Collection entries:
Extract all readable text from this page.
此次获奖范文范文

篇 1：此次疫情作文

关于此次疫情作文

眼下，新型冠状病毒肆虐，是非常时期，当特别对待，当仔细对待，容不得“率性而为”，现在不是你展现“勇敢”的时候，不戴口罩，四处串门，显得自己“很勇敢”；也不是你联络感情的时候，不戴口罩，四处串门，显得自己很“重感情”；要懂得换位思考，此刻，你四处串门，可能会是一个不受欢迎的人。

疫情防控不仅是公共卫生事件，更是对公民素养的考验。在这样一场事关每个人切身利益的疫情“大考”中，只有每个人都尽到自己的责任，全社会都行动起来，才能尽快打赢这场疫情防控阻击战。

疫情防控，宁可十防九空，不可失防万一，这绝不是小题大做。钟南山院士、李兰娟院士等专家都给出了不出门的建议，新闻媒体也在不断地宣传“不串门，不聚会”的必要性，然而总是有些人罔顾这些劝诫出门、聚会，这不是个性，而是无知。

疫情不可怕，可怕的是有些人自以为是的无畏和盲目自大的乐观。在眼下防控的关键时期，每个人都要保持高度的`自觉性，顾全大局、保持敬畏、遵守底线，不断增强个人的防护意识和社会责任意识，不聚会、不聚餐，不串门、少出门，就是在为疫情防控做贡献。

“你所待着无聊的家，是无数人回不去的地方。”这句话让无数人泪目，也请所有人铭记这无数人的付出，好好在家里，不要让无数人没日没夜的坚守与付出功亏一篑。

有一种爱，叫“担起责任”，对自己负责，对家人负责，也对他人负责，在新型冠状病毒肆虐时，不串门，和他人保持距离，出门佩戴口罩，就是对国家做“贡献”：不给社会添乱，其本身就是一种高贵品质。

**Written task**
All entries shown above should be printed again exactly.

**Answer to this exercise**
Extract all readable text from this page.
此次获奖范文范文

篇 1：此次疫情作文

关于此次疫情作文

眼下，新型冠状病毒肆虐，是非常时期，当特别对待，当仔细对待，容不得“率性而为”，现在不是你展现“勇敢”的时候，不戴口罩，四处串门，显得自己“很勇敢”；也不是你联络感情的时候，不戴口罩，四处串门，显得自己很“重感情”；要懂得换位思考，此刻，你四处串门，可能会是一个不受欢迎的人。

疫情防控不仅是公共卫生事件，更是对公民素养的考验。在这样一场事关每个人切身利益的疫情“大考”中，只有每个人都尽到自己的责任，全社会都行动起来，才能尽快打赢这场疫情防控阻击战。

疫情防控，宁可十防九空，不可失防万一，这绝不是小题大做。钟南山院士、李兰娟院士等专家都给出了不出门的建议，新闻媒体也在不断地宣传“不串门，不聚会”的必要性，然而总是有些人罔顾这些劝诫出门、聚会，这不是个性，而是无知。

疫情不可怕，可怕的是有些人自以为是的无畏和盲目自大的乐观。在眼下防控的关键时期，每个人都要保持高度的`自觉性，顾全大局、保持敬畏、遵守底线，不断增强个人的防护意识和社会责任意识，不聚会、不聚餐，不串门、少出门，就是在为疫情防控做贡献。

“你所待着无聊的家，是无数人回不去的地方。”这句话让无数人泪目，也请所有人铭记这无数人的付出，好好在家里，不要让无数人没日没夜的坚守与付出功亏一篑。

有一种爱，叫“担起责任”，对自己负责，对家人负责，也对他人负责，在新型冠状病毒肆虐时，不串门，和他人保持距离，出门佩戴口罩，就是对国家做“贡献”：不给社会添乱，其本身就是一种高贵品质。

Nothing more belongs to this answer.